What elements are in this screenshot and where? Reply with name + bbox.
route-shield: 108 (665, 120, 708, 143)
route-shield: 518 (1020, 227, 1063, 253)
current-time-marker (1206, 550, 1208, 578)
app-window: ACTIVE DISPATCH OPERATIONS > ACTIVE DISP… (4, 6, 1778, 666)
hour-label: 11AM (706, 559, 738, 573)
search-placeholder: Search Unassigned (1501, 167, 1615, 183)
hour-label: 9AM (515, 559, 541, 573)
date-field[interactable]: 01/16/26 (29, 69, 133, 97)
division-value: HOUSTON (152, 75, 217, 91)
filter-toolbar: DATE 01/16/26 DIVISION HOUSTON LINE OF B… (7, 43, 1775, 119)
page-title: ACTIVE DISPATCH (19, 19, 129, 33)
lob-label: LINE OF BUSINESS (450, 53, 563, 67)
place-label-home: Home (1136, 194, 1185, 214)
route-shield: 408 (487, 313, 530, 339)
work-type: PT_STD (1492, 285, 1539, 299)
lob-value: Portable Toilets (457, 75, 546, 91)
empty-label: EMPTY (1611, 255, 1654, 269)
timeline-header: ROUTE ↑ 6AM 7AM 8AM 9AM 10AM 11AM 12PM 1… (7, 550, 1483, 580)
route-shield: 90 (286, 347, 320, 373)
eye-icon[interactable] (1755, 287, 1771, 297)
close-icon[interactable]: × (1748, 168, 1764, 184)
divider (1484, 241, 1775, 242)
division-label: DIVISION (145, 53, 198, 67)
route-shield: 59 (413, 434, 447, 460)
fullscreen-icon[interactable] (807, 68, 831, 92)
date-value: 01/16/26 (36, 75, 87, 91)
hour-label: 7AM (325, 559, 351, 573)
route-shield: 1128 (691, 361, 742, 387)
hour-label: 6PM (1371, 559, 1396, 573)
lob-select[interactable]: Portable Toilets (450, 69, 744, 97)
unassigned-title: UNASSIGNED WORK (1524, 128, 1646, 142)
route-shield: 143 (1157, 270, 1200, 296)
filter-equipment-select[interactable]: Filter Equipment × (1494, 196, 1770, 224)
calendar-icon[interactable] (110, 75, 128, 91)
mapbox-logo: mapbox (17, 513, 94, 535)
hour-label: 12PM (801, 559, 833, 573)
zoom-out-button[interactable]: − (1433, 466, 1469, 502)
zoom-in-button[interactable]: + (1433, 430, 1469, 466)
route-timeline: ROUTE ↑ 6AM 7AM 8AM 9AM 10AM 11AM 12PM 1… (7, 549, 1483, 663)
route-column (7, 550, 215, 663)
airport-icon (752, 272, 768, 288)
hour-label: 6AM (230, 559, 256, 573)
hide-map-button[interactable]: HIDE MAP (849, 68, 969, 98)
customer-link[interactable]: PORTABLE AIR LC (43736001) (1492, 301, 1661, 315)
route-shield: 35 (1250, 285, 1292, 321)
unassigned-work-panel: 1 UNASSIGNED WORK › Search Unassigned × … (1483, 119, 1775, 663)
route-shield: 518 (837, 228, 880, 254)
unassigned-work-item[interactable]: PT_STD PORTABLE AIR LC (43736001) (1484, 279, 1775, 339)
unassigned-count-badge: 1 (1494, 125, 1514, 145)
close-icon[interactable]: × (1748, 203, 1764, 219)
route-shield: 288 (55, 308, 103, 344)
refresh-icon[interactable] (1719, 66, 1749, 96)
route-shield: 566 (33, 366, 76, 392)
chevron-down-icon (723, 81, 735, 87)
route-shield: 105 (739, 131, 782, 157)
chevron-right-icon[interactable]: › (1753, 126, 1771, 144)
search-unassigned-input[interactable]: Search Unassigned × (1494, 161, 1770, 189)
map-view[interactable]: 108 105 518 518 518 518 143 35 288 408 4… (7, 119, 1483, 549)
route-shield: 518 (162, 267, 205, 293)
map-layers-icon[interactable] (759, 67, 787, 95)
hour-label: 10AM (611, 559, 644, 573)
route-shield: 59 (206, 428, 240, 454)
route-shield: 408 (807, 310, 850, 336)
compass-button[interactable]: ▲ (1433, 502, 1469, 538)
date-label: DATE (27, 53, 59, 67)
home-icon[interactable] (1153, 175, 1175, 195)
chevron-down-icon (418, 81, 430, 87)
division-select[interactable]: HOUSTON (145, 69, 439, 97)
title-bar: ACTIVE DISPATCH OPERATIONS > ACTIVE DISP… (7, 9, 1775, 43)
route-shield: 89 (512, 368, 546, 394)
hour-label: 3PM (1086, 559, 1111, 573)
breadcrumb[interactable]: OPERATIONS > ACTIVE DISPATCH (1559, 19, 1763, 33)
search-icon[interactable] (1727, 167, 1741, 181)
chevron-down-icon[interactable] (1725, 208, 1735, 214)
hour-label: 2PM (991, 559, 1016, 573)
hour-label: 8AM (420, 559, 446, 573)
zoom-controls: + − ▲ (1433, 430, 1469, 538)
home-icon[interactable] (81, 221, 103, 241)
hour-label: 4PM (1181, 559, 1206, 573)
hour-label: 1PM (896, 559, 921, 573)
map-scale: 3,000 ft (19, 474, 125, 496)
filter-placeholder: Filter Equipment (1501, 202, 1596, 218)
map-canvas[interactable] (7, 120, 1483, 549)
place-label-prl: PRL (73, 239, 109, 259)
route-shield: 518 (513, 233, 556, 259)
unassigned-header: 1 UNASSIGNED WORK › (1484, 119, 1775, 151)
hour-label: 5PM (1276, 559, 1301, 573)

● **Task prompt**: Output the entries unchanged, starting at their first line and ending with the line that contains "division-label: DIVISION (145, 53, 198, 67)", including both of those lines.

● **Exercise output**:
What elements are in this screenshot and where? Reply with name + bbox.
route-shield: 108 (665, 120, 708, 143)
route-shield: 518 (1020, 227, 1063, 253)
current-time-marker (1206, 550, 1208, 578)
app-window: ACTIVE DISPATCH OPERATIONS > ACTIVE DISP… (4, 6, 1778, 666)
hour-label: 11AM (706, 559, 738, 573)
search-placeholder: Search Unassigned (1501, 167, 1615, 183)
hour-label: 9AM (515, 559, 541, 573)
date-field[interactable]: 01/16/26 (29, 69, 133, 97)
division-value: HOUSTON (152, 75, 217, 91)
filter-toolbar: DATE 01/16/26 DIVISION HOUSTON LINE OF B… (7, 43, 1775, 119)
page-title: ACTIVE DISPATCH (19, 19, 129, 33)
lob-label: LINE OF BUSINESS (450, 53, 563, 67)
place-label-home: Home (1136, 194, 1185, 214)
route-shield: 408 (487, 313, 530, 339)
work-type: PT_STD (1492, 285, 1539, 299)
lob-value: Portable Toilets (457, 75, 546, 91)
empty-label: EMPTY (1611, 255, 1654, 269)
timeline-header: ROUTE ↑ 6AM 7AM 8AM 9AM 10AM 11AM 12PM 1… (7, 550, 1483, 580)
route-shield: 90 (286, 347, 320, 373)
eye-icon[interactable] (1755, 287, 1771, 297)
close-icon[interactable]: × (1748, 168, 1764, 184)
divider (1484, 241, 1775, 242)
division-label: DIVISION (145, 53, 198, 67)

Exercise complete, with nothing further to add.